Records from a dataset
· · ·

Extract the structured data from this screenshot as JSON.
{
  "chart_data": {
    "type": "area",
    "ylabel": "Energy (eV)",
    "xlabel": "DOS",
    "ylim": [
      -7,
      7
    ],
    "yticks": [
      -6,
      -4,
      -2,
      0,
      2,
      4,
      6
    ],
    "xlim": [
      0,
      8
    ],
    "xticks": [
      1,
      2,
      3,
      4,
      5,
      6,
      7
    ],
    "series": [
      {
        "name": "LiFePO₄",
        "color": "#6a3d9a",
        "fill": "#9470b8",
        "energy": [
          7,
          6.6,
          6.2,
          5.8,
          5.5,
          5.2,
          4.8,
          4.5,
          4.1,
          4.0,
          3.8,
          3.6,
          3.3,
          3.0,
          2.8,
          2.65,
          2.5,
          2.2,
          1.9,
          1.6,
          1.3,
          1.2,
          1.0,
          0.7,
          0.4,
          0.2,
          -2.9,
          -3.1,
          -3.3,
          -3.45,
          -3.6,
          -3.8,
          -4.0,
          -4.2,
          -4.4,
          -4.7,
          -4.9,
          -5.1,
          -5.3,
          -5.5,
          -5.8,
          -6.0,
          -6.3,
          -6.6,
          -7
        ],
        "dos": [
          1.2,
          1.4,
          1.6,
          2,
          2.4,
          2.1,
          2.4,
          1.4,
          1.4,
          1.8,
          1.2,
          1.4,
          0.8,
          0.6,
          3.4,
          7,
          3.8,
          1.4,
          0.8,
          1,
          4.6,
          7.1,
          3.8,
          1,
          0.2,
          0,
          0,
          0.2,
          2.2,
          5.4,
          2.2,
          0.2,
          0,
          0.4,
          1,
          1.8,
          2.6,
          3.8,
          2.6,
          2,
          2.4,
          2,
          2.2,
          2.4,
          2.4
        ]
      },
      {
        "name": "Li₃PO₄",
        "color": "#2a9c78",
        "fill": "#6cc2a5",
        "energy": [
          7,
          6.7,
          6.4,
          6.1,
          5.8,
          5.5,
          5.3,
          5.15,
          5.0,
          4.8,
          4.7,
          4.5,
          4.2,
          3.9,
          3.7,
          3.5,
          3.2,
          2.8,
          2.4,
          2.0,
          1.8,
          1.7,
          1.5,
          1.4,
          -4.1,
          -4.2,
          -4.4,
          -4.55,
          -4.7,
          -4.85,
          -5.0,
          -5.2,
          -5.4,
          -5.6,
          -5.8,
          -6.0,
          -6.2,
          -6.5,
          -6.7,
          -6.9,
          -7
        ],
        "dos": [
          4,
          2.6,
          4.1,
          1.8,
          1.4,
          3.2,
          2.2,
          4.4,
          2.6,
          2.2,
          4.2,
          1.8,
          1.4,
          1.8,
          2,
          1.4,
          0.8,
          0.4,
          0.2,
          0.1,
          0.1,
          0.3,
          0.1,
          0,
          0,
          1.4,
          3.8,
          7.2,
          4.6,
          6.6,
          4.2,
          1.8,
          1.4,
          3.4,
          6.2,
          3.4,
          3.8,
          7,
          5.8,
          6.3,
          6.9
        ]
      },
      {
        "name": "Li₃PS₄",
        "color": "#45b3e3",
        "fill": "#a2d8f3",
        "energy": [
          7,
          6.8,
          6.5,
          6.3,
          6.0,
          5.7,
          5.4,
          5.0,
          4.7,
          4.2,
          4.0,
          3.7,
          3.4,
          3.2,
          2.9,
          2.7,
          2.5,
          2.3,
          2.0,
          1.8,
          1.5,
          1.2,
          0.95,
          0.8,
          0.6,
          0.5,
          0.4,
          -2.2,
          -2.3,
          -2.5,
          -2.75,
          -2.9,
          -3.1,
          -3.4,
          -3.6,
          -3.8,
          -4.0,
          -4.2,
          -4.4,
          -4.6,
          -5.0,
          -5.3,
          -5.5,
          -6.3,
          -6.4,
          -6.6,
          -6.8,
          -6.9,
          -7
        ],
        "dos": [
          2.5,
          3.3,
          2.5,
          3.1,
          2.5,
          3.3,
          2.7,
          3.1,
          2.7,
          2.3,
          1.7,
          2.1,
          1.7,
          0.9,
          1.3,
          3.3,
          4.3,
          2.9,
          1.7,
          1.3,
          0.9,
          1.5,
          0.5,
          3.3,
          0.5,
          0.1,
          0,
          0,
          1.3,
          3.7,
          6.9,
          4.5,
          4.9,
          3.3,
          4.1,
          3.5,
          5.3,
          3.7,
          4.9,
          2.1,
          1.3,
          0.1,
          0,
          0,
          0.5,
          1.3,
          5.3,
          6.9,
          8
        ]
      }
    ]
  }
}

· · ·

Exercise description |
Copy each record from above without leaving any out.

Completed exercise |
Extract the structured data from this screenshot as JSON.
{
  "chart_data": {
    "type": "area",
    "ylabel": "Energy (eV)",
    "xlabel": "DOS",
    "ylim": [
      -7,
      7
    ],
    "yticks": [
      -6,
      -4,
      -2,
      0,
      2,
      4,
      6
    ],
    "xlim": [
      0,
      8
    ],
    "xticks": [
      1,
      2,
      3,
      4,
      5,
      6,
      7
    ],
    "series": [
      {
        "name": "LiFePO₄",
        "color": "#6a3d9a",
        "fill": "#9470b8",
        "energy": [
          7,
          6.6,
          6.2,
          5.8,
          5.5,
          5.2,
          4.8,
          4.5,
          4.1,
          4.0,
          3.8,
          3.6,
          3.3,
          3.0,
          2.8,
          2.65,
          2.5,
          2.2,
          1.9,
          1.6,
          1.3,
          1.2,
          1.0,
          0.7,
          0.4,
          0.2,
          -2.9,
          -3.1,
          -3.3,
          -3.45,
          -3.6,
          -3.8,
          -4.0,
          -4.2,
          -4.4,
          -4.7,
          -4.9,
          -5.1,
          -5.3,
          -5.5,
          -5.8,
          -6.0,
          -6.3,
          -6.6,
          -7
        ],
        "dos": [
          1.2,
          1.4,
          1.6,
          2,
          2.4,
          2.1,
          2.4,
          1.4,
          1.4,
          1.8,
          1.2,
          1.4,
          0.8,
          0.6,
          3.4,
          7,
          3.8,
          1.4,
          0.8,
          1,
          4.6,
          7.1,
          3.8,
          1,
          0.2,
          0,
          0,
          0.2,
          2.2,
          5.4,
          2.2,
          0.2,
          0,
          0.4,
          1,
          1.8,
          2.6,
          3.8,
          2.6,
          2,
          2.4,
          2,
          2.2,
          2.4,
          2.4
        ]
      },
      {
        "name": "Li₃PO₄",
        "color": "#2a9c78",
        "fill": "#6cc2a5",
        "energy": [
          7,
          6.7,
          6.4,
          6.1,
          5.8,
          5.5,
          5.3,
          5.15,
          5.0,
          4.8,
          4.7,
          4.5,
          4.2,
          3.9,
          3.7,
          3.5,
          3.2,
          2.8,
          2.4,
          2.0,
          1.8,
          1.7,
          1.5,
          1.4,
          -4.1,
          -4.2,
          -4.4,
          -4.55,
          -4.7,
          -4.85,
          -5.0,
          -5.2,
          -5.4,
          -5.6,
          -5.8,
          -6.0,
          -6.2,
          -6.5,
          -6.7,
          -6.9,
          -7
        ],
        "dos": [
          4,
          2.6,
          4.1,
          1.8,
          1.4,
          3.2,
          2.2,
          4.4,
          2.6,
          2.2,
          4.2,
          1.8,
          1.4,
          1.8,
          2,
          1.4,
          0.8,
          0.4,
          0.2,
          0.1,
          0.1,
          0.3,
          0.1,
          0,
          0,
          1.4,
          3.8,
          7.2,
          4.6,
          6.6,
          4.2,
          1.8,
          1.4,
          3.4,
          6.2,
          3.4,
          3.8,
          7,
          5.8,
          6.3,
          6.9
        ]
      },
      {
        "name": "Li₃PS₄",
        "color": "#45b3e3",
        "fill": "#a2d8f3",
        "energy": [
          7,
          6.8,
          6.5,
          6.3,
          6.0,
          5.7,
          5.4,
          5.0,
          4.7,
          4.2,
          4.0,
          3.7,
          3.4,
          3.2,
          2.9,
          2.7,
          2.5,
          2.3,
          2.0,
          1.8,
          1.5,
          1.2,
          0.95,
          0.8,
          0.6,
          0.5,
          0.4,
          -2.2,
          -2.3,
          -2.5,
          -2.75,
          -2.9,
          -3.1,
          -3.4,
          -3.6,
          -3.8,
          -4.0,
          -4.2,
          -4.4,
          -4.6,
          -5.0,
          -5.3,
          -5.5,
          -6.3,
          -6.4,
          -6.6,
          -6.8,
          -6.9,
          -7
        ],
        "dos": [
          2.5,
          3.3,
          2.5,
          3.1,
          2.5,
          3.3,
          2.7,
          3.1,
          2.7,
          2.3,
          1.7,
          2.1,
          1.7,
          0.9,
          1.3,
          3.3,
          4.3,
          2.9,
          1.7,
          1.3,
          0.9,
          1.5,
          0.5,
          3.3,
          0.5,
          0.1,
          0,
          0,
          1.3,
          3.7,
          6.9,
          4.5,
          4.9,
          3.3,
          4.1,
          3.5,
          5.3,
          3.7,
          4.9,
          2.1,
          1.3,
          0.1,
          0,
          0,
          0.5,
          1.3,
          5.3,
          6.9,
          8
        ]
      }
    ]
  }
}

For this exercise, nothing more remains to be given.